Return the lines below that carry the word "color".

·····

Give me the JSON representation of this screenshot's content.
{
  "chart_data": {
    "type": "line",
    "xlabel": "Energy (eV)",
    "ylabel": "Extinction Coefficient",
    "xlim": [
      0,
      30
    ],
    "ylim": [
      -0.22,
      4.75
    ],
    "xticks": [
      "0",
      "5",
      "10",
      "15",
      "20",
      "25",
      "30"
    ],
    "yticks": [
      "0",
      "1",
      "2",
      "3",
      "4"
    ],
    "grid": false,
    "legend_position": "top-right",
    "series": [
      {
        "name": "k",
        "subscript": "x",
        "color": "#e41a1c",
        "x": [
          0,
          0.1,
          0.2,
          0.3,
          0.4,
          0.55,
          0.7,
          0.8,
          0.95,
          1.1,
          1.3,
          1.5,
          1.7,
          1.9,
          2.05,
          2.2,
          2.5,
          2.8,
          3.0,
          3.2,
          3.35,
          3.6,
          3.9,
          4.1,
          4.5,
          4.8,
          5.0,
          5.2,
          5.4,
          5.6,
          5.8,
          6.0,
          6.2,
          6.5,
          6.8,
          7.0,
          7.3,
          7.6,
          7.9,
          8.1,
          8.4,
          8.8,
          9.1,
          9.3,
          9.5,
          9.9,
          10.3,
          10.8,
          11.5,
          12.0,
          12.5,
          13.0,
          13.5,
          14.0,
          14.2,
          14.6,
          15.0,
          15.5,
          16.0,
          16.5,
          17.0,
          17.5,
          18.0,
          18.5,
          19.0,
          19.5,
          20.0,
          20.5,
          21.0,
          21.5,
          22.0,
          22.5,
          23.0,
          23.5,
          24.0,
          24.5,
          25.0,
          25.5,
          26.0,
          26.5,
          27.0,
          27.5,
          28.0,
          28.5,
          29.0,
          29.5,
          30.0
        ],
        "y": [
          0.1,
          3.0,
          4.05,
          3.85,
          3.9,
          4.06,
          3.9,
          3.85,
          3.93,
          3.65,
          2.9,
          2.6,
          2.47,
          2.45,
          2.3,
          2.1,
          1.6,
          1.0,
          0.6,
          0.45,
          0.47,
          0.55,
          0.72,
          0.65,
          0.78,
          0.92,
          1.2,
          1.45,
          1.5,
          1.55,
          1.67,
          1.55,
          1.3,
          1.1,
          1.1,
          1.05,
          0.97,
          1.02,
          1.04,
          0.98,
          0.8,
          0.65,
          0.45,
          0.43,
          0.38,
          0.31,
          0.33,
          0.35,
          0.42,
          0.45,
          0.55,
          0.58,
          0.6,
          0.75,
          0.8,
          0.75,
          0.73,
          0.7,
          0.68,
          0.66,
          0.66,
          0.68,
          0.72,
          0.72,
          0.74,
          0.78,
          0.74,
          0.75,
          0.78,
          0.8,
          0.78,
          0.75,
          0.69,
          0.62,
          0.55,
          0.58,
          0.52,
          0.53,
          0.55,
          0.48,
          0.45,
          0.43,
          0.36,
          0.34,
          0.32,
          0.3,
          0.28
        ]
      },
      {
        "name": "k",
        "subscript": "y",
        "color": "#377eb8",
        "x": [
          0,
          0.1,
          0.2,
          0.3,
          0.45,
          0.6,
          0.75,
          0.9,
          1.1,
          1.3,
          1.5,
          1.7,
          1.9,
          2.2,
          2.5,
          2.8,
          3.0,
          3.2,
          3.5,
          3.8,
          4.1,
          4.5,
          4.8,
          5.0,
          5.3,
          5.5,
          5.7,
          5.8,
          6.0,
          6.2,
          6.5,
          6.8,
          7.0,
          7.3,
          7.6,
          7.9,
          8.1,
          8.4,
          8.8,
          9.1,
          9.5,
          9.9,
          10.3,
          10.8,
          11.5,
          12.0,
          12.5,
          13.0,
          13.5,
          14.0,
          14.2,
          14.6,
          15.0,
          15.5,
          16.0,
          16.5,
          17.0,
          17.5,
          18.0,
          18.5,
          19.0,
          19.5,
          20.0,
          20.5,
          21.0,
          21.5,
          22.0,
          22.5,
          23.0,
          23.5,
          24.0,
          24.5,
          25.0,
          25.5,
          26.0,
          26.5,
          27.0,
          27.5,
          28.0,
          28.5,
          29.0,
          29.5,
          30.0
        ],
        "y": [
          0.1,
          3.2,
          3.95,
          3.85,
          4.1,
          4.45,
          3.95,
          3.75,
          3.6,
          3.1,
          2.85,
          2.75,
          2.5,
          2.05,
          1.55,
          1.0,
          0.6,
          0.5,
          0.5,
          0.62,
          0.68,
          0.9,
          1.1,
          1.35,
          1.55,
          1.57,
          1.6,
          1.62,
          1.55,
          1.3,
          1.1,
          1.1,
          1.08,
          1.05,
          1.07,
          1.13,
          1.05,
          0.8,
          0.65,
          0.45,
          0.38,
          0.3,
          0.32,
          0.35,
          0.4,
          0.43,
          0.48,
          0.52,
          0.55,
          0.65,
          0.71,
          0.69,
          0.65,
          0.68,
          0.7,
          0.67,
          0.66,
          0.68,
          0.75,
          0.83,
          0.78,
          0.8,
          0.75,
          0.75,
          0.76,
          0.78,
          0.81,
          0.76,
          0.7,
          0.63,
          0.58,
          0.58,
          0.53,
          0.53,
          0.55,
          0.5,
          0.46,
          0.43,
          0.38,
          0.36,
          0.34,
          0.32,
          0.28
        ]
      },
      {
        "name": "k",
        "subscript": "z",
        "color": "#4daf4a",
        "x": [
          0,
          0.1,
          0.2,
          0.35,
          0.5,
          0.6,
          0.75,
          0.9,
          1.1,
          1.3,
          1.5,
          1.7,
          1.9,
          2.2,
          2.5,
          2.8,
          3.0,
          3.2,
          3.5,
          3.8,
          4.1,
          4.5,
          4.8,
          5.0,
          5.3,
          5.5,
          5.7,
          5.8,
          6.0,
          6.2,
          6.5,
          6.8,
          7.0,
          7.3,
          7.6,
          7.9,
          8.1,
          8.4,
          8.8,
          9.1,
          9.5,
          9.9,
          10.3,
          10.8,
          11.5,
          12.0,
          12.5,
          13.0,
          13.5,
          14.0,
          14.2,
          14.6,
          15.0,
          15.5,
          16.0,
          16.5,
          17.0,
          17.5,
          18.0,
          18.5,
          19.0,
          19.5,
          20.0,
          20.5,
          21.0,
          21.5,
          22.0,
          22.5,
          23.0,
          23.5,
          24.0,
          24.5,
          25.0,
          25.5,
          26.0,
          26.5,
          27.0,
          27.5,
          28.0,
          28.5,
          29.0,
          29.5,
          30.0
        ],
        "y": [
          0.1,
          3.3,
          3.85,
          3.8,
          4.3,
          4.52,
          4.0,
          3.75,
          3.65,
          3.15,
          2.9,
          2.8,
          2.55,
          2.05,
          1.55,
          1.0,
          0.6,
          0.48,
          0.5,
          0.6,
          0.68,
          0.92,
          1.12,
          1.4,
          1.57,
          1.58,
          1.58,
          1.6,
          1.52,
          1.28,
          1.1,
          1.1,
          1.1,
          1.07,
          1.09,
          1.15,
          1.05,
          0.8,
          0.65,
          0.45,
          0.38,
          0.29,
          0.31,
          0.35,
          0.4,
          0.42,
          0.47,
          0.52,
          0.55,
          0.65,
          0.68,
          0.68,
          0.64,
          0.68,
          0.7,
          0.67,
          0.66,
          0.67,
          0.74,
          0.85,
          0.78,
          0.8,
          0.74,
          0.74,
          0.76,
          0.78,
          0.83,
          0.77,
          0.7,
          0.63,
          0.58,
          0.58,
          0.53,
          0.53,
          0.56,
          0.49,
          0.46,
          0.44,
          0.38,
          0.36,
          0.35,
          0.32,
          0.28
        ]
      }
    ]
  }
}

·····

## EXERCISE RESULT
        "color": "#e41a1c",
        "color": "#377eb8",
        "color": "#4daf4a",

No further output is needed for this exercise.